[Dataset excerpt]
=-=-=-=-=

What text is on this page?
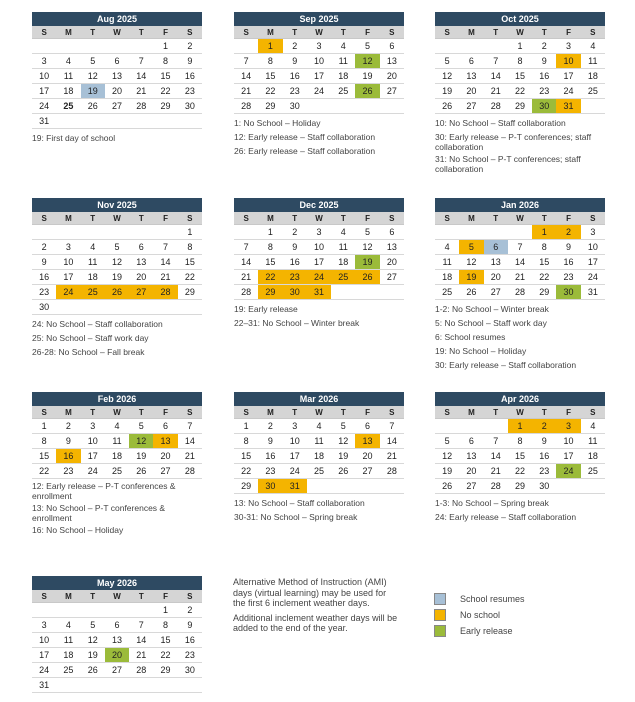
Aug 2025						
S	M	T	W	T	F	S
					1	2
3	4	5	6	7	8	9
10	11	12	13	14	15	16
17	18	19	20	21	22	23
24	25	26	27	28	29	30
31						

19: First day of school

Sep 2025						
S	M	T	W	T	F	S
	1	2	3	4	5	6
7	8	9	10	11	12	13
14	15	16	17	18	19	20
21	22	23	24	25	26	27
28	29	30				

1: No School – Holiday

12: Early release – Staff collaboration

26: Early release – Staff collaboration

Oct 2025						
S	M	T	W	T	F	S
			1	2	3	4
5	6	7	8	9	10	11
12	13	14	15	16	17	18
19	20	21	22	23	24	25
26	27	28	29	30	31	

10: No School – Staff collaboration

30: Early release – P-T conferences; staff collaboration

31: No School – P-T conferences; staff collaboration

Nov 2025						
S	M	T	W	T	F	S
						1
2	3	4	5	6	7	8
9	10	11	12	13	14	15
16	17	18	19	20	21	22
23	24	25	26	27	28	29
30						

24: No School – Staff collaboration

25: No School – Staff work day

26-28: No School – Fall break

Dec 2025						
S	M	T	W	T	F	S
	1	2	3	4	5	6
7	8	9	10	11	12	13
14	15	16	17	18	19	20
21	22	23	24	25	26	27
28	29	30	31			

19: Early release

22–31: No School – Winter break

Jan 2026						
S	M	T	W	T	F	S
				1	2	3
4	5	6	7	8	9	10
11	12	13	14	15	16	17
18	19	20	21	22	23	24
25	26	27	28	29	30	31

1-2: No School – Winter break

5: No School – Staff work day

6: School resumes

19: No School – Holiday

30: Early release – Staff collaboration

Feb 2026						
S	M	T	W	T	F	S
1	2	3	4	5	6	7
8	9	10	11	12	13	14
15	16	17	18	19	20	21
22	23	24	25	26	27	28

12: Early release – P-T conferences & enrollment

13: No School – P-T conferences & enrollment

16: No School – Holiday

Mar 2026						
S	M	T	W	T	F	S
1	2	3	4	5	6	7
8	9	10	11	12	13	14
15	16	17	18	19	20	21
22	23	24	25	26	27	28
29	30	31				

13: No School – Staff collaboration

30-31: No School – Spring break

Apr 2026						
S	M	T	W	T	F	S
			1	2	3	4
5	6	7	8	9	10	11
12	13	14	15	16	17	18
19	20	21	22	23	24	25
26	27	28	29	30		

1-3: No School – Spring break

24: Early release – Staff collaboration

May 2026						
S	M	T	W	T	F	S
					1	2
3	4	5	6	7	8	9
10	11	12	13	14	15	16
17	18	19	20	21	22	23
24	25	26	27	28	29	30
31						

Alternative Method of Instruction (AMI) days (virtual learning) may be used for the first 6 inclement weather days.

Additional inclement weather days will be added to the end of the year.

School resumes
No school
Early release
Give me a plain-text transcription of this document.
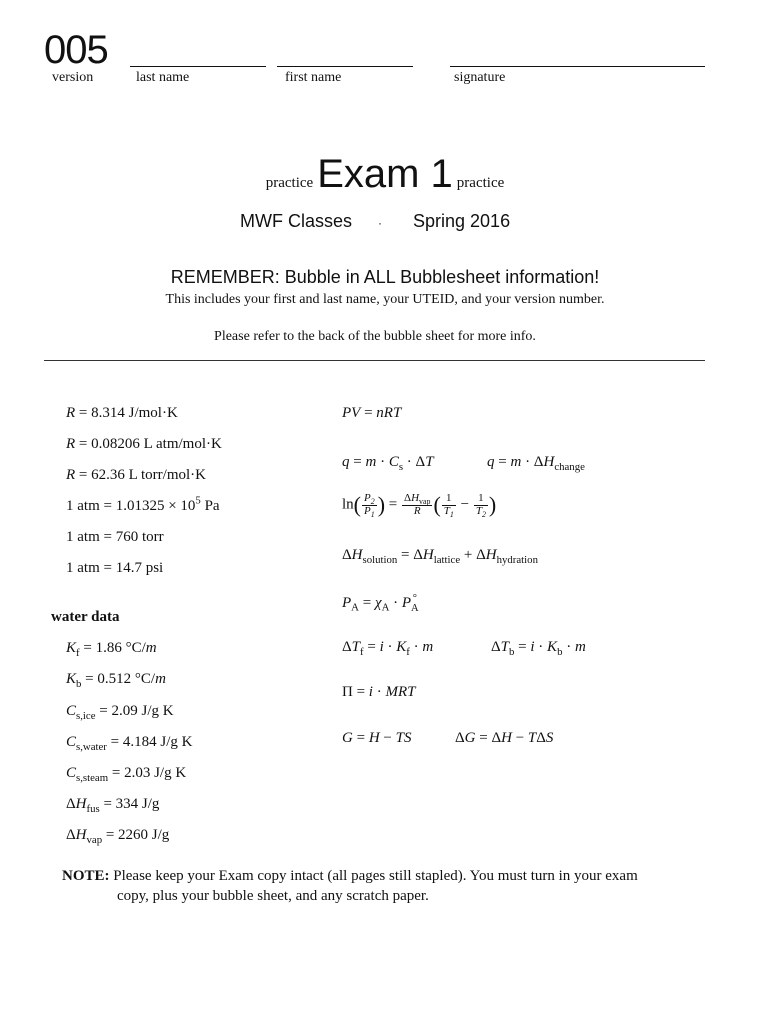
005
version	last name	first name	signature
practice Exam 1 practice
MWF Classes · Spring 2016
REMEMBER: Bubble in ALL Bubblesheet information!
This includes your first and last name, your UTEID, and your version number.
Please refer to the back of the bubble sheet for more info.
R = 8.314 J/mol·K
R = 0.08206 L atm/mol·K
R = 62.36 L torr/mol·K
1 atm = $1.01325 \times 10^5$ Pa
1 atm = 760 torr
1 atm = 14.7 psi
water data
$K_f = 1.86$ °C/m
$K_b = 0.512$ °C/m
$C_{s,ice} = 2.09$ J/g K
$C_{s,water} = 4.184$ J/g K
$C_{s,steam} = 2.03$ J/g K
$\Delta H_{fus} = 334$ J/g
$\Delta H_{vap} = 2260$ J/g
PV = nRT
$q = m \cdot C_s \cdot \Delta T$	$q = m \cdot \Delta H_{change}$
$\ln( \frac{P_2}{P_1}$ ) = $\frac{\Delta H_{vap}}{R}$ ( $\frac{1}{T_1} - \frac{1}{T_2}$ )
$\Delta H_{solution} = \Delta H_{lattice} + \Delta H_{hydration}$
$P_A = \chi_A \cdot P$ °
A
$\Delta T_f = i \cdot K_f \cdot m$	$\Delta T_b = i \cdot K_b \cdot m$
Π = i · MRT
G = H − TS	ΔG = ΔH − TΔS
NOTE: Please keep your Exam copy intact (all pages still stapled). You must turn in your exam
copy, plus your bubble sheet, and any scratch paper.
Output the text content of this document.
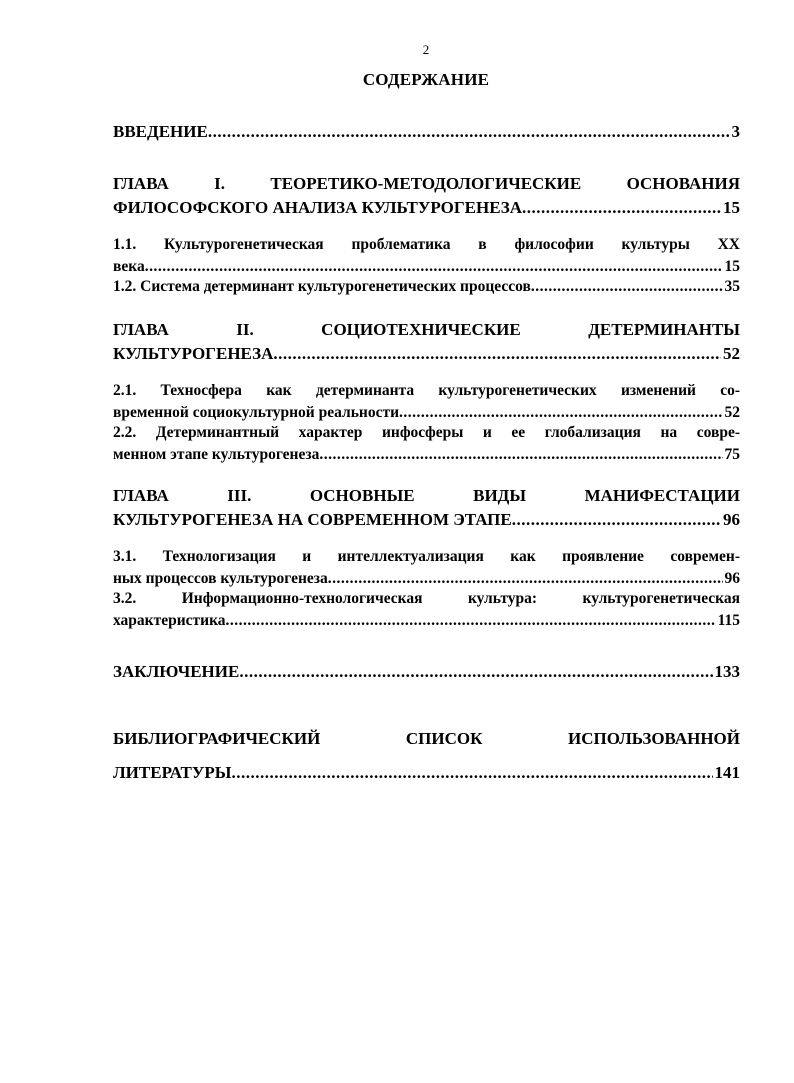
2
СОДЕРЖАНИЕ
ВВЕДЕНИЕ .....	3
ГЛАВА I. ТЕОРЕТИКО-МЕТОДОЛОГИЧЕСКИЕ ОСНОВАНИЯ
ФИЛОСОФСКОГО АНАЛИЗА КУЛЬТУРОГЕНЕЗА .....	15
1.1. Культурогенетическая проблематика в философии культуры XX
века .....	15
1.2. Система детерминант культурогенетических процессов .....	35
ГЛАВА II. СОЦИОТЕХНИЧЕСКИЕ ДЕТЕРМИНАНТЫ
КУЛЬТУРОГЕНЕЗА .....	52
2.1. Техносфера как детерминанта культурогенетических изменений со-
временной социокультурной реальности .....	52
2.2. Детерминантный характер инфосферы и ее глобализация на совре-
менном этапе культурогенеза .....	75
ГЛАВА III. ОСНОВНЫЕ ВИДЫ МАНИФЕСТАЦИИ
КУЛЬТУРОГЕНЕЗА НА СОВРЕМЕННОМ ЭТАПЕ .....	96
3.1. Технологизация и интеллектуализация как проявление современ-
ных процессов культурогенеза .....	96
3.2. Информационно-технологическая культура: культурогенетическая
характеристика .....	115
ЗАКЛЮЧЕНИЕ .....	133
БИБЛИОГРАФИЧЕСКИЙ СПИСОК ИСПОЛЬЗОВАННОЙ
ЛИТЕРАТУРЫ .....	141
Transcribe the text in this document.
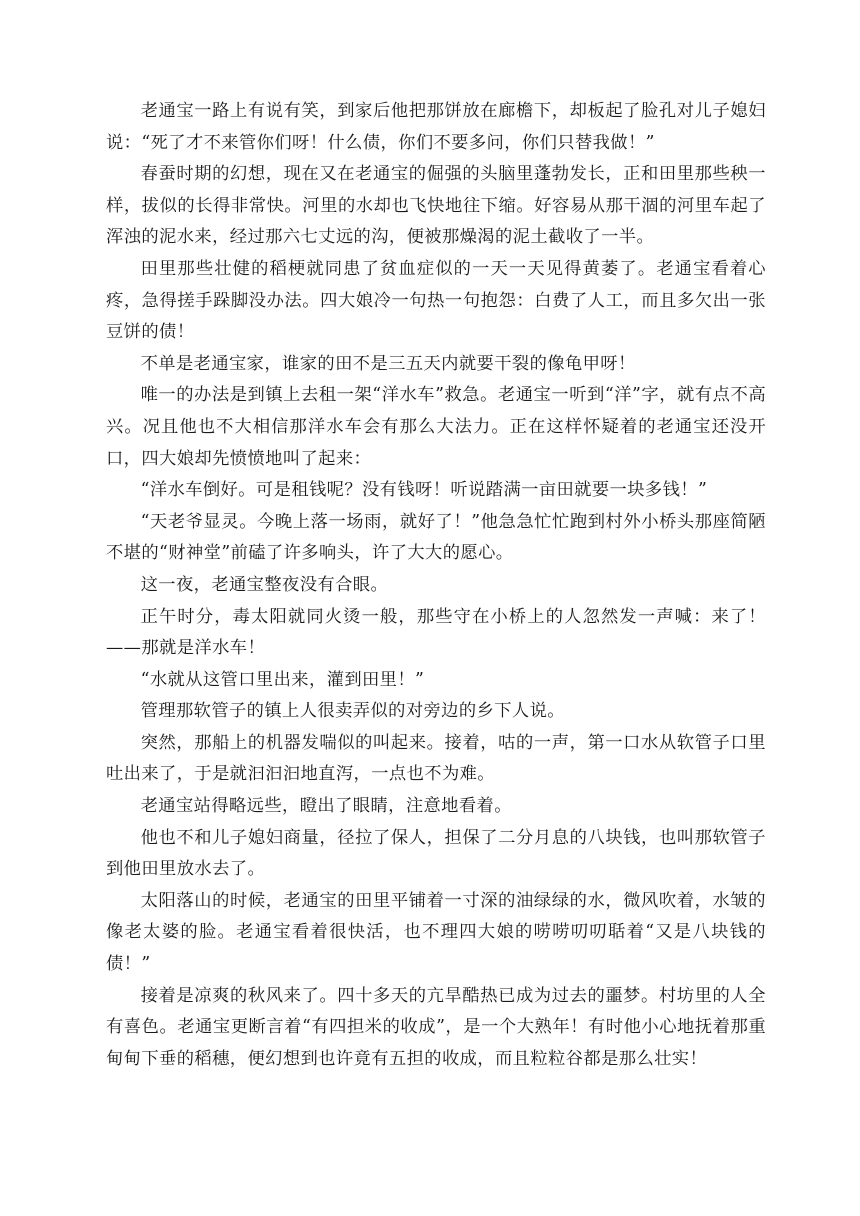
老通宝一路上有说有笑，到家后他把那饼放在廊檐下，却板起了脸孔对儿子媳妇说：“死了才不来管你们呀！什么债，你们不要多问，你们只替我做！”

春蚕时期的幻想，现在又在老通宝的倔强的头脑里蓬勃发长，正和田里那些秧一样，拔似的长得非常快。河里的水却也飞快地往下缩。好容易从那干涸的河里车起了浑浊的泥水来，经过那六七丈远的沟，便被那燥渴的泥土截收了一半。

田里那些壮健的稻梗就同患了贫血症似的一天一天见得黄萎了。老通宝看着心疼，急得搓手跺脚没办法。四大娘冷一句热一句抱怨：白费了人工，而且多欠出一张豆饼的债！

不单是老通宝家，谁家的田不是三五天内就要干裂的像龟甲呀！

唯一的办法是到镇上去租一架“洋水车”救急。老通宝一听到“洋”字，就有点不高兴。况且他也不大相信那洋水车会有那么大法力。正在这样怀疑着的老通宝还没开口，四大娘却先愤愤地叫了起来：

“洋水车倒好。可是租钱呢？没有钱呀！听说踏满一亩田就要一块多钱！”

“天老爷显灵。今晚上落一场雨，就好了！”他急急忙忙跑到村外小桥头那座简陋不堪的“财神堂”前磕了许多响头，许了大大的愿心。

这一夜，老通宝整夜没有合眼。

正午时分，毒太阳就同火烫一般，那些守在小桥上的人忽然发一声喊：来了！——那就是洋水车！

“水就从这管口里出来，灌到田里！”

管理那软管子的镇上人很卖弄似的对旁边的乡下人说。

突然，那船上的机器发喘似的叫起来。接着，咕的一声，第一口水从软管子口里吐出来了，于是就汩汩汩地直泻，一点也不为难。

老通宝站得略远些，瞪出了眼睛，注意地看着。

他也不和儿子媳妇商量，径拉了保人，担保了二分月息的八块钱，也叫那软管子到他田里放水去了。

太阳落山的时候，老通宝的田里平铺着一寸深的油绿绿的水，微风吹着，水皱的像老太婆的脸。老通宝看着很快活，也不理四大娘的唠唠叨叨聒着“又是八块钱的债！”

接着是凉爽的秋风来了。四十多天的亢旱酷热已成为过去的噩梦。村坊里的人全有喜色。老通宝更断言着“有四担米的收成”，是一个大熟年！有时他小心地抚着那重甸甸下垂的稻穗，便幻想到也许竟有五担的收成，而且粒粒谷都是那么壮实！
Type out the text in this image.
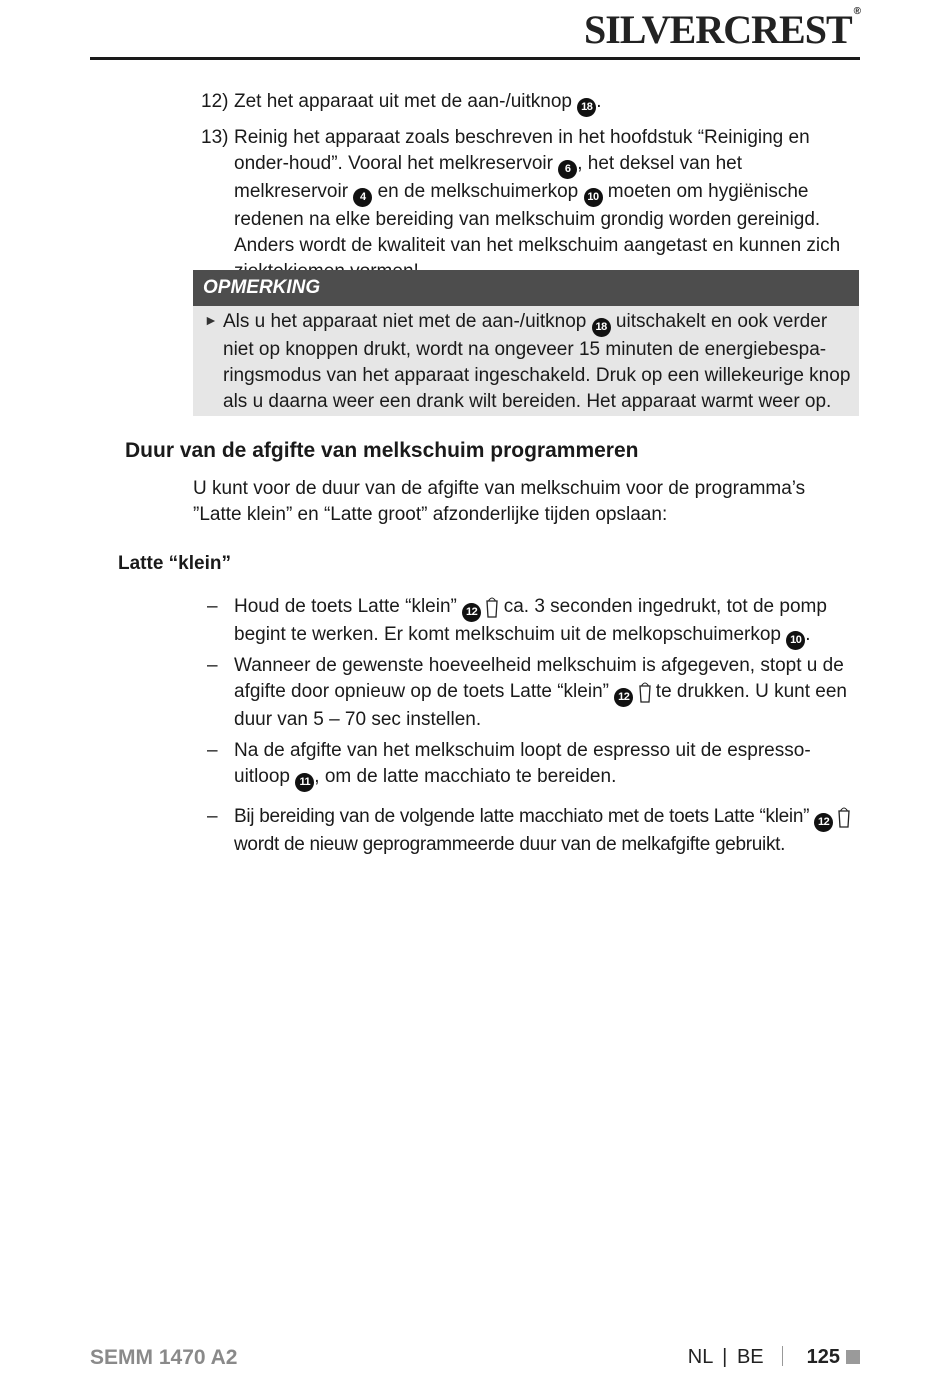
SILVERCREST ®
12) Zet het apparaat uit met de aan-/uitknop 18 .
13) Reinig het apparaat zoals beschreven in het hoofdstuk “Reiniging en onder-houd”. Vooral het melkreservoir 6 , het deksel van het melkreservoir 4 en de melkschuimerkop 10 moeten om hygiënische redenen na elke bereiding van melkschuim grondig worden gereinigd. Anders wordt de kwaliteit van het melkschuim aangetast en kunnen zich
OPMERKING
► Als u het apparaat niet met de aan-/uitknop 18 uitschakelt en ook verder niet op knoppen drukt, wordt na ongeveer 15 minuten de energiebespa-ringsmodus van het apparaat ingeschakeld. Druk op een willekeurige knop als u daarna weer een drank wilt bereiden. Het apparaat warmt weer op.
Duur van de afgifte van melkschuim programmeren
U kunt voor de duur van de afgifte van melkschuim voor de programma’s ”Latte klein” en “Latte groot” afzonderlijke tijden opslaan:
Latte “klein”
– Houd de toets Latte “klein” 12  ca. 3 seconden ingedrukt, tot de pomp begint te werken. Er komt melkschuim uit de melkopschuimerkop 10 .
– Wanneer de gewenste hoeveelheid melkschuim is afgegeven, stopt u de afgifte door opnieuw op de toets Latte “klein” 12  te drukken. U kunt een duur van 5 – 70 sec instellen.
– Na de afgifte van het melkschuim loopt de espresso uit de espresso-uitloop 11 , om de latte macchiato te bereiden.
– Bij bereiding van de volgende latte macchiato met de toets Latte “klein” 12  wordt de nieuw geprogrammeerde duur van de melkafgifte gebruikt.
SEMM 1470 A2	NL | BE 125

=-=-=-=-=

EXERCISE DIRECTIONS — Scan the entries above. Copy each line that has the string "last".

REPLY —
version	last name	first name	signature
This includes your first and last name, your UTEID, and your version number.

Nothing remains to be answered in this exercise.